■ **PASSAGE SHOWN**:
# Introducing new fish.



## Superfly724 (Sep 16, 2007)

I've been keeping Aulonocara for around 9 months now, and absolutely love them. Some of the most beautiful fish I've ever seen, and I highly recommend them. But, I have a problem with introducing new fish. There are 3 big daddy's in the tank right now. (I made a lot of mistakes, and accidentally added a lot of fish that I expected to color up, but turned out to be females.)
They're the main colorful fish that really pretty much dominate the tank. They're not really aggressive, but they're cichlids. 

I don't know if it's lack of food, because the bigger guys are getting it first, but the new guys I put in my tank just don't grow. At all. It's a 55 gallon, so there's plenty of space, and even the big guys are only around 4 inches. Maybe it's that there are only like 7 fish in the tank. I don't know. I'm in the process of gutting the tank and starting over from scratch, but with sand as the substrate this time. I'm hoping when I start over (with ALL males this time) things will change. In the meantime, any ideas what's going on? I've had these juveniles for about 3-4 months and they havn't grown even a little.

Instead of making another post, thought I would just add to this one. Is it possible to use an undergravel filter with sand?


----------



## bmlbytes (Aug 1, 2009)

Superfly724 said:


> Instead of making another post, thought I would just add to this one. Is it possible to use an undergravel filter with sand?


No


----------



## Superfly724 (Sep 16, 2007)

bmlbytes said:


> No


Alright. Thank you for the quick reply. Guess it's a good thing the undergravel can convert to regular sponge filters.


----------



## emc7 (Jul 23, 2005)

Some of it is food, but some is growth inhibiting secretions. Only way to deal with it is lots of water changes.


----------



## BoxxerBoyDrew (May 14, 2010)

Well it is possible to use sand with a undergravel, but you need to modify it. Most people do it by using old panty hose and stretching it over the filter plate, or go to a fabric store and they will usually have some FINE mesh that will go the same thing.

Now the problem with using sand with a undergravel is if you get the sand too thick it won't allow circulation very far away from the lift tubes! Then you got a BIG PROBLEM on your hands! Another thing is when Cichlids, depending on the type, dig in the sand they will possibly expose the plate making the water flow through only that exposed part, and again you will have sand piles with decaying food, waste, etc.. and gases will build up and cause all kinds of problems. 

Armkes in South Texas is a Cichlid Supplier, and they have an article on the "Undersand filter" and it gives Ya a lot of info and instructions. I have been in their store, and their tanks using the undersand filters are VERY NICE!!! I have done it in a 20gal, but nothing any larger, YET! Here is a link to their home pages and the undersand filter instructions are in the Article section. http://www.ohiexchange.com/armke/index.html

So GOOD LUCK and let us know what You decide to do!!!
Drew


----------

■ **TASK INSTRUCTIONS**:
(1) According to the fish-keeping thread, why can digging cichlids cause trouble in a tank that uses an undergravel filter with sand?
(2) From the fish-keeping thread, reproduce the text starting with "Alright. Thank you" and going on through "(Jul 23, 2005)".

■ **DATASET**:

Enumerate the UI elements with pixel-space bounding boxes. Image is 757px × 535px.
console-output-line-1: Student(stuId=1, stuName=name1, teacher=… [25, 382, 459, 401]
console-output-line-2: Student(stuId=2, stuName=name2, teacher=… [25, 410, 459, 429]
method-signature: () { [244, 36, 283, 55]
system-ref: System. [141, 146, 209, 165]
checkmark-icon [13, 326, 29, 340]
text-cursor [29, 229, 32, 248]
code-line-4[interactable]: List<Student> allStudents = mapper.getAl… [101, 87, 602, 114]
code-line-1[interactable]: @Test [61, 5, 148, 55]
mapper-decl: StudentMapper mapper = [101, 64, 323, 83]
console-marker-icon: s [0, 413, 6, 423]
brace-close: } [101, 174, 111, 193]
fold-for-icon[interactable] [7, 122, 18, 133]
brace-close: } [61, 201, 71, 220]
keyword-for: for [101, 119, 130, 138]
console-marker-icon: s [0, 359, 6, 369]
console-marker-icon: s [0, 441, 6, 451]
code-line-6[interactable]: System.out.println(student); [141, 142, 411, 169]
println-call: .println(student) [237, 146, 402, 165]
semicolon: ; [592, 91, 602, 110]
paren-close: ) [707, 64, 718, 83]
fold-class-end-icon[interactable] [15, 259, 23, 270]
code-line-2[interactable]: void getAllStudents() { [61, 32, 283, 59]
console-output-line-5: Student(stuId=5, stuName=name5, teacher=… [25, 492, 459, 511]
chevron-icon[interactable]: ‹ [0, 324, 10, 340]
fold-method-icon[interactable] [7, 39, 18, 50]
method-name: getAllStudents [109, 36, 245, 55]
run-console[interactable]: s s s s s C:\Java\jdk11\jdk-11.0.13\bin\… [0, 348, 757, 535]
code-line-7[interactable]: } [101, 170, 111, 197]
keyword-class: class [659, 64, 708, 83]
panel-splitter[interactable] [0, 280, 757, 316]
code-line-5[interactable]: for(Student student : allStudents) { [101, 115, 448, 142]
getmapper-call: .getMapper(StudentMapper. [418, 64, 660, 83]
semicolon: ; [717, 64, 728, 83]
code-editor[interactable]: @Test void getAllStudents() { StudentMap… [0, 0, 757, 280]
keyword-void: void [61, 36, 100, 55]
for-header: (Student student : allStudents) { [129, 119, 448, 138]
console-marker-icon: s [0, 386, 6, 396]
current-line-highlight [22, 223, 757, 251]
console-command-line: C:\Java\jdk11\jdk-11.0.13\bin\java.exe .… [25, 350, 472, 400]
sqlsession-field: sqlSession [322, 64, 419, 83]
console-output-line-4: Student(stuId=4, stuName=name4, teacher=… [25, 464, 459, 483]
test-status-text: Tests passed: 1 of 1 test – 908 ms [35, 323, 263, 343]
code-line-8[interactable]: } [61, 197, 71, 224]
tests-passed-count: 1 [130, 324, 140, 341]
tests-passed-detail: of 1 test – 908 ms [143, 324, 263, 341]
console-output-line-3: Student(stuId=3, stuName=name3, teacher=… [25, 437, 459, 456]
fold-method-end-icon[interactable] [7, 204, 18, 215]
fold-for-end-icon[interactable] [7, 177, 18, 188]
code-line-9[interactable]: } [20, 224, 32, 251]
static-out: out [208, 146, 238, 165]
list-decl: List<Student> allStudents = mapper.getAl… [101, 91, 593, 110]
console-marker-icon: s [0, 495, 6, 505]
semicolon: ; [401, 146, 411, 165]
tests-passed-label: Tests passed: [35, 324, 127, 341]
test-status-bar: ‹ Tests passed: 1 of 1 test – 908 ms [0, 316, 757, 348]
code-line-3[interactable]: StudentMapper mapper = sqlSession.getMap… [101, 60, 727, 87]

■ **FULL SOLUTIONS**:
(1) Their digging can expose the filter plate, so water flows through only that exposed part. The sand piles left elsewhere then hold decaying food and waste, and gases build up and cause problems.

(2)
Alright. Thank you for the quick reply. Guess it's a good thing the undergravel can convert to regular sponge filters.


----------



## emc7 (Jul 23, 2005)